• _STATED EXERCISE_:
Below is a set of records; print all of them exactly as written.

-- BEGIN --

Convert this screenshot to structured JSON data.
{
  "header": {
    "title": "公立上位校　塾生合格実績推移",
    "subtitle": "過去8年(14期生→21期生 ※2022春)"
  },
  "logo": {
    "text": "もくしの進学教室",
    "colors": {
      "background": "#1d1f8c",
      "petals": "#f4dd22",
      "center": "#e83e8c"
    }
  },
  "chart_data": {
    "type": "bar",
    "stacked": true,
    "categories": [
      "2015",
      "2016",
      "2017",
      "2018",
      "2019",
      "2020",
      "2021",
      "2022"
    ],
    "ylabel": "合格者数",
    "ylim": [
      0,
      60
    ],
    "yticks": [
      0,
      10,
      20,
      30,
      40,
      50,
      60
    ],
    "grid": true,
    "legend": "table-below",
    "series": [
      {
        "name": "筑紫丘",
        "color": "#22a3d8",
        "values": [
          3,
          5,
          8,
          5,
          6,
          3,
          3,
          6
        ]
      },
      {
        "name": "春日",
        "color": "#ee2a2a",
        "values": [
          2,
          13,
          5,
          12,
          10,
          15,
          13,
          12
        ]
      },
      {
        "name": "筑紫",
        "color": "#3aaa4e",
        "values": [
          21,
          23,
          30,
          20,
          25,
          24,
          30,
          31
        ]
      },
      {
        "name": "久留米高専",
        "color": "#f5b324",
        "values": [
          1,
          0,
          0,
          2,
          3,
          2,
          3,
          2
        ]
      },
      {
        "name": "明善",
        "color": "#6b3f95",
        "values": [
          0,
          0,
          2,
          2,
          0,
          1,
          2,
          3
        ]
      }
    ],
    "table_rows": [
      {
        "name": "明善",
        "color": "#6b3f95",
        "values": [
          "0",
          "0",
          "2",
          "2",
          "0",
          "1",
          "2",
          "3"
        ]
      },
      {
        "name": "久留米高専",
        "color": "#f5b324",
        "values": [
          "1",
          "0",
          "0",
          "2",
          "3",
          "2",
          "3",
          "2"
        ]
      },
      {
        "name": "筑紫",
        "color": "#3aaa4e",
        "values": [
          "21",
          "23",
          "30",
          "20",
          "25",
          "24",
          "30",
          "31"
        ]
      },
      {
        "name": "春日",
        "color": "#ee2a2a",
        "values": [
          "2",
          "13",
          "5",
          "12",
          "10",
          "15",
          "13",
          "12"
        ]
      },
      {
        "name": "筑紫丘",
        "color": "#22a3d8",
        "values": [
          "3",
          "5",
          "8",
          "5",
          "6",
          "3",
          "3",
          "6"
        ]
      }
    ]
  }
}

-- END --

• _FINAL ANSWER_:
Convert this screenshot to structured JSON data.
{
  "header": {
    "title": "公立上位校　塾生合格実績推移",
    "subtitle": "過去8年(14期生→21期生 ※2022春)"
  },
  "logo": {
    "text": "もくしの進学教室",
    "colors": {
      "background": "#1d1f8c",
      "petals": "#f4dd22",
      "center": "#e83e8c"
    }
  },
  "chart_data": {
    "type": "bar",
    "stacked": true,
    "categories": [
      "2015",
      "2016",
      "2017",
      "2018",
      "2019",
      "2020",
      "2021",
      "2022"
    ],
    "ylabel": "合格者数",
    "ylim": [
      0,
      60
    ],
    "yticks": [
      0,
      10,
      20,
      30,
      40,
      50,
      60
    ],
    "grid": true,
    "legend": "table-below",
    "series": [
      {
        "name": "筑紫丘",
        "color": "#22a3d8",
        "values": [
          3,
          5,
          8,
          5,
          6,
          3,
          3,
          6
        ]
      },
      {
        "name": "春日",
        "color": "#ee2a2a",
        "values": [
          2,
          13,
          5,
          12,
          10,
          15,
          13,
          12
        ]
      },
      {
        "name": "筑紫",
        "color": "#3aaa4e",
        "values": [
          21,
          23,
          30,
          20,
          25,
          24,
          30,
          31
        ]
      },
      {
        "name": "久留米高専",
        "color": "#f5b324",
        "values": [
          1,
          0,
          0,
          2,
          3,
          2,
          3,
          2
        ]
      },
      {
        "name": "明善",
        "color": "#6b3f95",
        "values": [
          0,
          0,
          2,
          2,
          0,
          1,
          2,
          3
        ]
      }
    ],
    "table_rows": [
      {
        "name": "明善",
        "color": "#6b3f95",
        "values": [
          "0",
          "0",
          "2",
          "2",
          "0",
          "1",
          "2",
          "3"
        ]
      },
      {
        "name": "久留米高専",
        "color": "#f5b324",
        "values": [
          "1",
          "0",
          "0",
          "2",
          "3",
          "2",
          "3",
          "2"
        ]
      },
      {
        "name": "筑紫",
        "color": "#3aaa4e",
        "values": [
          "21",
          "23",
          "30",
          "20",
          "25",
          "24",
          "30",
          "31"
        ]
      },
      {
        "name": "春日",
        "color": "#ee2a2a",
        "values": [
          "2",
          "13",
          "5",
          "12",
          "10",
          "15",
          "13",
          "12"
        ]
      },
      {
        "name": "筑紫丘",
        "color": "#22a3d8",
        "values": [
          "3",
          "5",
          "8",
          "5",
          "6",
          "3",
          "3",
          "6"
        ]
      }
    ]
  }
}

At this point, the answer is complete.